## Directive
State the number of lines that include the string "caption", and write nothing else.

## Records for the exercise
#####

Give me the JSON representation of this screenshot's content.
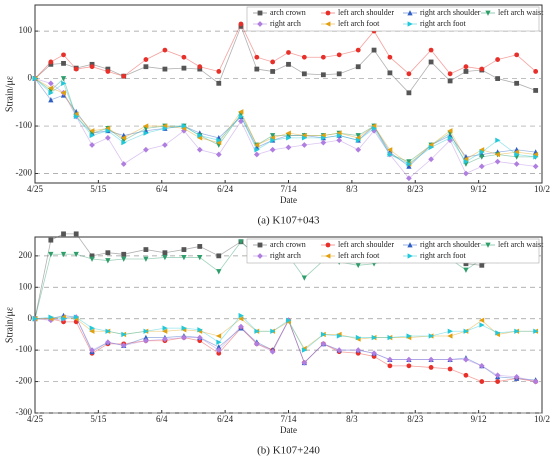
{
  "chart_data": [
    {
      "type": "line",
      "caption": "(a) K107+043",
      "x_label": "Date",
      "y_label": "Strain/με",
      "x": [
        "4/25",
        "4/30",
        "5/4",
        "5/8",
        "5/13",
        "5/18",
        "5/23",
        "5/30",
        "6/5",
        "6/11",
        "6/16",
        "6/22",
        "6/29",
        "7/4",
        "7/9",
        "7/14",
        "7/19",
        "7/25",
        "7/30",
        "8/5",
        "8/10",
        "8/15",
        "8/21",
        "8/28",
        "9/3",
        "9/8",
        "9/13",
        "9/18",
        "9/24",
        "9/30"
      ],
      "xlim": [
        "4/25",
        "10/2"
      ],
      "xticks": [
        "4/25",
        "5/15",
        "6/4",
        "6/24",
        "7/14",
        "8/3",
        "8/23",
        "9/12",
        "10/2"
      ],
      "ylim": [
        -220,
        155
      ],
      "yticks": [
        -200,
        -100,
        0,
        100
      ],
      "grid": true,
      "legend": "upper right",
      "series": [
        {
          "name": "arch crown",
          "color": "#555555",
          "marker": "square",
          "values": [
            0,
            30,
            32,
            22,
            30,
            20,
            5,
            25,
            20,
            22,
            20,
            -10,
            110,
            20,
            15,
            30,
            10,
            8,
            10,
            25,
            60,
            12,
            -30,
            35,
            -5,
            15,
            18,
            0,
            -10,
            -25
          ]
        },
        {
          "name": "left arch shoulder",
          "color": "#e8302a",
          "marker": "circle",
          "values": [
            0,
            35,
            50,
            20,
            25,
            15,
            5,
            40,
            60,
            45,
            25,
            15,
            115,
            45,
            35,
            55,
            45,
            45,
            50,
            60,
            100,
            45,
            10,
            60,
            10,
            25,
            20,
            40,
            50,
            15
          ]
        },
        {
          "name": "right arch shoulder",
          "color": "#2f5fc4",
          "marker": "triangle-up",
          "values": [
            0,
            -45,
            -35,
            -70,
            -115,
            -110,
            -120,
            -110,
            -105,
            -100,
            -115,
            -125,
            -80,
            -145,
            -130,
            -120,
            -120,
            -125,
            -120,
            -130,
            -100,
            -155,
            -185,
            -140,
            -120,
            -165,
            -160,
            -155,
            -150,
            -155
          ]
        },
        {
          "name": "left arch waist",
          "color": "#2e9e6a",
          "marker": "triangle-down",
          "values": [
            0,
            -25,
            0,
            -80,
            -115,
            -105,
            -130,
            -105,
            -100,
            -100,
            -120,
            -140,
            -75,
            -140,
            -120,
            -120,
            -120,
            -120,
            -115,
            -120,
            -100,
            -160,
            -175,
            -140,
            -115,
            -180,
            -165,
            -160,
            -165,
            -165
          ]
        },
        {
          "name": "right arch",
          "color": "#b07ee0",
          "marker": "diamond",
          "values": [
            0,
            -10,
            -30,
            -80,
            -140,
            -125,
            -180,
            -150,
            -140,
            -110,
            -150,
            -160,
            -90,
            -160,
            -150,
            -145,
            -140,
            -135,
            -130,
            -150,
            -110,
            -160,
            -210,
            -170,
            -130,
            -200,
            -185,
            -175,
            -180,
            -185
          ]
        },
        {
          "name": "left arch foot",
          "color": "#e0a010",
          "marker": "triangle-left",
          "values": [
            0,
            -20,
            -30,
            -75,
            -110,
            -105,
            -125,
            -100,
            -100,
            -105,
            -125,
            -135,
            -70,
            -140,
            -125,
            -115,
            -120,
            -120,
            -115,
            -125,
            -100,
            -150,
            -180,
            -140,
            -110,
            -170,
            -150,
            -160,
            -155,
            -160
          ]
        },
        {
          "name": "right arch foot",
          "color": "#22c8d8",
          "marker": "triangle-right",
          "values": [
            0,
            -30,
            -10,
            -80,
            -120,
            -110,
            -135,
            -115,
            -105,
            -100,
            -120,
            -130,
            -80,
            -150,
            -130,
            -125,
            -125,
            -125,
            -120,
            -130,
            -105,
            -160,
            -180,
            -145,
            -125,
            -175,
            -155,
            -130,
            -160,
            -165
          ]
        }
      ]
    },
    {
      "type": "line",
      "caption": "(b) K107+240",
      "x_label": "Date",
      "y_label": "Strain/με",
      "x": [
        "4/25",
        "4/30",
        "5/4",
        "5/8",
        "5/13",
        "5/18",
        "5/23",
        "5/30",
        "6/5",
        "6/11",
        "6/16",
        "6/22",
        "6/29",
        "7/4",
        "7/9",
        "7/14",
        "7/19",
        "7/25",
        "7/30",
        "8/5",
        "8/10",
        "8/15",
        "8/21",
        "8/28",
        "9/3",
        "9/8",
        "9/13",
        "9/18",
        "9/24",
        "9/30"
      ],
      "xlim": [
        "4/25",
        "10/2"
      ],
      "xticks": [
        "4/25",
        "5/15",
        "6/4",
        "6/24",
        "7/14",
        "8/3",
        "8/23",
        "9/12",
        "10/2"
      ],
      "ylim": [
        -300,
        260
      ],
      "yticks": [
        -300,
        -200,
        -100,
        0,
        100,
        200
      ],
      "grid": true,
      "legend": "upper right",
      "series": [
        {
          "name": "arch crown",
          "color": "#555555",
          "marker": "square",
          "values": [
            0,
            250,
            270,
            270,
            200,
            210,
            205,
            220,
            210,
            220,
            230,
            200,
            245,
            200,
            190,
            235,
            200,
            185,
            200,
            200,
            205,
            190,
            190,
            195,
            190,
            175,
            170,
            200,
            205,
            200
          ]
        },
        {
          "name": "left arch shoulder",
          "color": "#e8302a",
          "marker": "circle",
          "values": [
            0,
            0,
            -10,
            -10,
            -110,
            -80,
            -80,
            -70,
            -70,
            -60,
            -70,
            -110,
            -30,
            -80,
            -100,
            -5,
            -140,
            -80,
            -105,
            -110,
            -120,
            -150,
            -150,
            -155,
            -160,
            -180,
            -200,
            -200,
            -190,
            -200
          ]
        },
        {
          "name": "right arch shoulder",
          "color": "#2f5fc4",
          "marker": "triangle-up",
          "values": [
            0,
            0,
            10,
            5,
            -105,
            -75,
            -85,
            -60,
            -60,
            -55,
            -60,
            -90,
            -30,
            -75,
            -100,
            -5,
            -140,
            -80,
            -100,
            -100,
            -110,
            -130,
            -130,
            -130,
            -130,
            -125,
            -150,
            -185,
            -190,
            -195
          ]
        },
        {
          "name": "left arch waist",
          "color": "#2e9e6a",
          "marker": "triangle-down",
          "values": [
            0,
            205,
            205,
            205,
            190,
            185,
            190,
            190,
            195,
            195,
            195,
            150,
            245,
            200,
            195,
            200,
            130,
            185,
            180,
            170,
            175,
            185,
            190,
            190,
            190,
            155,
            190,
            185,
            195,
            190
          ]
        },
        {
          "name": "right arch",
          "color": "#b07ee0",
          "marker": "diamond",
          "values": [
            0,
            -5,
            0,
            5,
            -100,
            -75,
            -85,
            -70,
            -65,
            -60,
            -60,
            -100,
            -25,
            -80,
            -105,
            -5,
            -140,
            -80,
            -100,
            -100,
            -110,
            -130,
            -130,
            -130,
            -130,
            -130,
            -150,
            -180,
            -185,
            -200
          ]
        },
        {
          "name": "left arch foot",
          "color": "#e0a010",
          "marker": "triangle-left",
          "values": [
            0,
            0,
            5,
            0,
            -40,
            -40,
            -50,
            -40,
            -40,
            -35,
            -40,
            -55,
            0,
            -40,
            -40,
            -10,
            -95,
            -50,
            -50,
            -65,
            -60,
            -60,
            -60,
            -55,
            -55,
            -40,
            -5,
            -50,
            -40,
            -40
          ]
        },
        {
          "name": "right arch foot",
          "color": "#22c8d8",
          "marker": "triangle-right",
          "values": [
            0,
            5,
            0,
            5,
            -30,
            -40,
            -50,
            -40,
            -30,
            -30,
            -35,
            -75,
            10,
            -40,
            -40,
            -5,
            -100,
            -50,
            -55,
            -60,
            -60,
            -60,
            -55,
            -55,
            -40,
            -40,
            -20,
            -45,
            -40,
            -40
          ]
        }
      ]
    }
  ]
}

#####

## Solution
2